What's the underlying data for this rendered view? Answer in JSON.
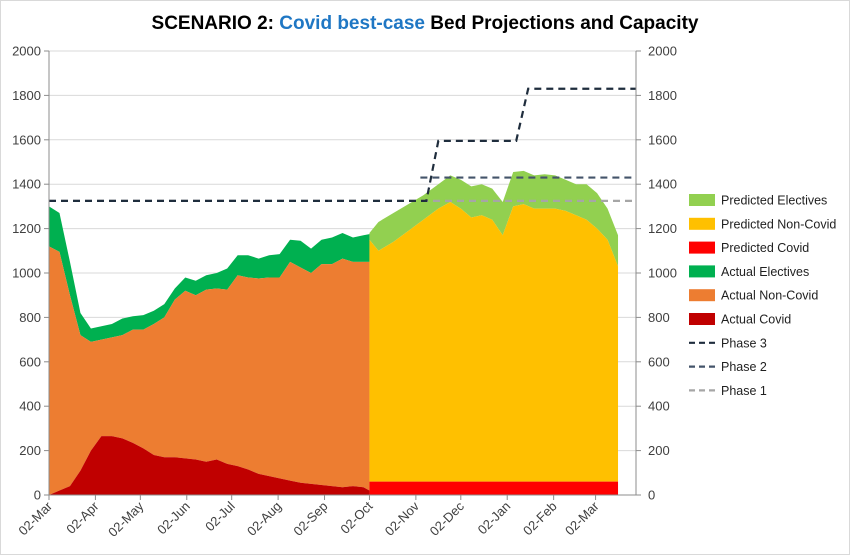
{
  "chart_data": {
    "type": "area",
    "title_parts": [
      {
        "text": "SCENARIO 2: ",
        "color": "#000000"
      },
      {
        "text": "Covid best-case",
        "color": "#1f77c4"
      },
      {
        "text": " Bed Projections and Capacity",
        "color": "#000000"
      }
    ],
    "x_tick_labels": [
      "02-Mar",
      "02-Apr",
      "02-May",
      "02-Jun",
      "02-Jul",
      "02-Aug",
      "02-Sep",
      "02-Oct",
      "02-Nov",
      "02-Dec",
      "02-Jan",
      "02-Feb",
      "02-Mar"
    ],
    "x_tick_days": [
      0,
      31,
      61,
      92,
      122,
      153,
      184,
      214,
      245,
      275,
      306,
      337,
      365
    ],
    "xlim_days": [
      0,
      392
    ],
    "ylim": [
      0,
      2000
    ],
    "y_ticks": [
      0,
      200,
      400,
      600,
      800,
      1000,
      1200,
      1400,
      1600,
      1800,
      2000
    ],
    "grid": true,
    "legend_position": "right",
    "colors": {
      "predicted_electives": "#92d050",
      "predicted_noncovid": "#ffc000",
      "predicted_covid": "#ff0000",
      "actual_electives": "#00b050",
      "actual_noncovid": "#ed7d31",
      "actual_covid": "#c00000",
      "phase3": "#1f2d3d",
      "phase2": "#44546a",
      "phase1": "#a6a6a6"
    },
    "actual": {
      "x_days": [
        0,
        7,
        14,
        21,
        28,
        35,
        42,
        49,
        56,
        63,
        70,
        77,
        84,
        91,
        98,
        105,
        112,
        119,
        126,
        133,
        140,
        147,
        154,
        161,
        168,
        175,
        182,
        189,
        196,
        203,
        210,
        214
      ],
      "covid": [
        0,
        20,
        40,
        110,
        200,
        265,
        265,
        255,
        235,
        210,
        180,
        170,
        170,
        165,
        160,
        150,
        160,
        140,
        130,
        115,
        95,
        85,
        75,
        65,
        55,
        50,
        45,
        40,
        35,
        40,
        35,
        20
      ],
      "total_noncovid_top": [
        1120,
        1095,
        900,
        720,
        690,
        700,
        710,
        720,
        745,
        745,
        770,
        800,
        880,
        920,
        900,
        925,
        930,
        925,
        990,
        980,
        975,
        980,
        980,
        1050,
        1025,
        1000,
        1040,
        1040,
        1065,
        1050,
        1050,
        1050
      ],
      "total_top": [
        1300,
        1270,
        1050,
        820,
        750,
        760,
        770,
        795,
        805,
        810,
        830,
        860,
        930,
        980,
        965,
        990,
        1000,
        1020,
        1080,
        1080,
        1065,
        1080,
        1085,
        1150,
        1145,
        1110,
        1150,
        1160,
        1180,
        1160,
        1170,
        1175
      ]
    },
    "predicted": {
      "x_days": [
        214,
        220,
        230,
        240,
        250,
        260,
        268,
        275,
        282,
        289,
        296,
        303,
        310,
        317,
        324,
        331,
        338,
        345,
        352,
        359,
        366,
        373,
        380
      ],
      "covid": [
        60,
        60,
        60,
        60,
        60,
        60,
        60,
        60,
        60,
        60,
        60,
        60,
        60,
        60,
        60,
        60,
        60,
        60,
        60,
        60,
        60,
        60,
        60
      ],
      "total_noncovid_top": [
        1150,
        1100,
        1140,
        1190,
        1240,
        1290,
        1320,
        1290,
        1250,
        1260,
        1240,
        1170,
        1300,
        1310,
        1290,
        1290,
        1290,
        1280,
        1260,
        1240,
        1200,
        1150,
        1030
      ],
      "total_top": [
        1180,
        1230,
        1270,
        1310,
        1350,
        1400,
        1440,
        1420,
        1390,
        1400,
        1380,
        1320,
        1455,
        1460,
        1440,
        1445,
        1440,
        1420,
        1400,
        1400,
        1360,
        1290,
        1170
      ]
    },
    "phase_lines": {
      "phase1": {
        "x_days": [
          0,
          392
        ],
        "y": [
          1325,
          1325
        ]
      },
      "phase2": {
        "x_days": [
          248,
          392
        ],
        "y": [
          1430,
          1430
        ]
      },
      "phase3": {
        "x_days": [
          0,
          252,
          260,
          312,
          320,
          392
        ],
        "y": [
          1325,
          1325,
          1595,
          1595,
          1830,
          1830
        ]
      }
    },
    "legend": [
      {
        "label": "Predicted Electives",
        "kind": "area",
        "color_key": "predicted_electives"
      },
      {
        "label": "Predicted Non-Covid",
        "kind": "area",
        "color_key": "predicted_noncovid"
      },
      {
        "label": "Predicted Covid",
        "kind": "area",
        "color_key": "predicted_covid"
      },
      {
        "label": "Actual Electives",
        "kind": "area",
        "color_key": "actual_electives"
      },
      {
        "label": "Actual Non-Covid",
        "kind": "area",
        "color_key": "actual_noncovid"
      },
      {
        "label": "Actual Covid",
        "kind": "area",
        "color_key": "actual_covid"
      },
      {
        "label": "Phase 3",
        "kind": "line",
        "color_key": "phase3"
      },
      {
        "label": "Phase 2",
        "kind": "line",
        "color_key": "phase2"
      },
      {
        "label": "Phase 1",
        "kind": "line",
        "color_key": "phase1"
      }
    ]
  }
}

▶ **TO DO**:
Transcribe the full listing above exactly as it stands, minus the pictures.

▶ **EXERCISE RESPONSE**:
What's the underlying data for this rendered view? Answer in JSON.
{
  "chart_data": {
    "type": "area",
    "title_parts": [
      {
        "text": "SCENARIO 2: ",
        "color": "#000000"
      },
      {
        "text": "Covid best-case",
        "color": "#1f77c4"
      },
      {
        "text": " Bed Projections and Capacity",
        "color": "#000000"
      }
    ],
    "x_tick_labels": [
      "02-Mar",
      "02-Apr",
      "02-May",
      "02-Jun",
      "02-Jul",
      "02-Aug",
      "02-Sep",
      "02-Oct",
      "02-Nov",
      "02-Dec",
      "02-Jan",
      "02-Feb",
      "02-Mar"
    ],
    "x_tick_days": [
      0,
      31,
      61,
      92,
      122,
      153,
      184,
      214,
      245,
      275,
      306,
      337,
      365
    ],
    "xlim_days": [
      0,
      392
    ],
    "ylim": [
      0,
      2000
    ],
    "y_ticks": [
      0,
      200,
      400,
      600,
      800,
      1000,
      1200,
      1400,
      1600,
      1800,
      2000
    ],
    "grid": true,
    "legend_position": "right",
    "colors": {
      "predicted_electives": "#92d050",
      "predicted_noncovid": "#ffc000",
      "predicted_covid": "#ff0000",
      "actual_electives": "#00b050",
      "actual_noncovid": "#ed7d31",
      "actual_covid": "#c00000",
      "phase3": "#1f2d3d",
      "phase2": "#44546a",
      "phase1": "#a6a6a6"
    },
    "actual": {
      "x_days": [
        0,
        7,
        14,
        21,
        28,
        35,
        42,
        49,
        56,
        63,
        70,
        77,
        84,
        91,
        98,
        105,
        112,
        119,
        126,
        133,
        140,
        147,
        154,
        161,
        168,
        175,
        182,
        189,
        196,
        203,
        210,
        214
      ],
      "covid": [
        0,
        20,
        40,
        110,
        200,
        265,
        265,
        255,
        235,
        210,
        180,
        170,
        170,
        165,
        160,
        150,
        160,
        140,
        130,
        115,
        95,
        85,
        75,
        65,
        55,
        50,
        45,
        40,
        35,
        40,
        35,
        20
      ],
      "total_noncovid_top": [
        1120,
        1095,
        900,
        720,
        690,
        700,
        710,
        720,
        745,
        745,
        770,
        800,
        880,
        920,
        900,
        925,
        930,
        925,
        990,
        980,
        975,
        980,
        980,
        1050,
        1025,
        1000,
        1040,
        1040,
        1065,
        1050,
        1050,
        1050
      ],
      "total_top": [
        1300,
        1270,
        1050,
        820,
        750,
        760,
        770,
        795,
        805,
        810,
        830,
        860,
        930,
        980,
        965,
        990,
        1000,
        1020,
        1080,
        1080,
        1065,
        1080,
        1085,
        1150,
        1145,
        1110,
        1150,
        1160,
        1180,
        1160,
        1170,
        1175
      ]
    },
    "predicted": {
      "x_days": [
        214,
        220,
        230,
        240,
        250,
        260,
        268,
        275,
        282,
        289,
        296,
        303,
        310,
        317,
        324,
        331,
        338,
        345,
        352,
        359,
        366,
        373,
        380
      ],
      "covid": [
        60,
        60,
        60,
        60,
        60,
        60,
        60,
        60,
        60,
        60,
        60,
        60,
        60,
        60,
        60,
        60,
        60,
        60,
        60,
        60,
        60,
        60,
        60
      ],
      "total_noncovid_top": [
        1150,
        1100,
        1140,
        1190,
        1240,
        1290,
        1320,
        1290,
        1250,
        1260,
        1240,
        1170,
        1300,
        1310,
        1290,
        1290,
        1290,
        1280,
        1260,
        1240,
        1200,
        1150,
        1030
      ],
      "total_top": [
        1180,
        1230,
        1270,
        1310,
        1350,
        1400,
        1440,
        1420,
        1390,
        1400,
        1380,
        1320,
        1455,
        1460,
        1440,
        1445,
        1440,
        1420,
        1400,
        1400,
        1360,
        1290,
        1170
      ]
    },
    "phase_lines": {
      "phase1": {
        "x_days": [
          0,
          392
        ],
        "y": [
          1325,
          1325
        ]
      },
      "phase2": {
        "x_days": [
          248,
          392
        ],
        "y": [
          1430,
          1430
        ]
      },
      "phase3": {
        "x_days": [
          0,
          252,
          260,
          312,
          320,
          392
        ],
        "y": [
          1325,
          1325,
          1595,
          1595,
          1830,
          1830
        ]
      }
    },
    "legend": [
      {
        "label": "Predicted Electives",
        "kind": "area",
        "color_key": "predicted_electives"
      },
      {
        "label": "Predicted Non-Covid",
        "kind": "area",
        "color_key": "predicted_noncovid"
      },
      {
        "label": "Predicted Covid",
        "kind": "area",
        "color_key": "predicted_covid"
      },
      {
        "label": "Actual Electives",
        "kind": "area",
        "color_key": "actual_electives"
      },
      {
        "label": "Actual Non-Covid",
        "kind": "area",
        "color_key": "actual_noncovid"
      },
      {
        "label": "Actual Covid",
        "kind": "area",
        "color_key": "actual_covid"
      },
      {
        "label": "Phase 3",
        "kind": "line",
        "color_key": "phase3"
      },
      {
        "label": "Phase 2",
        "kind": "line",
        "color_key": "phase2"
      },
      {
        "label": "Phase 1",
        "kind": "line",
        "color_key": "phase1"
      }
    ]
  }
}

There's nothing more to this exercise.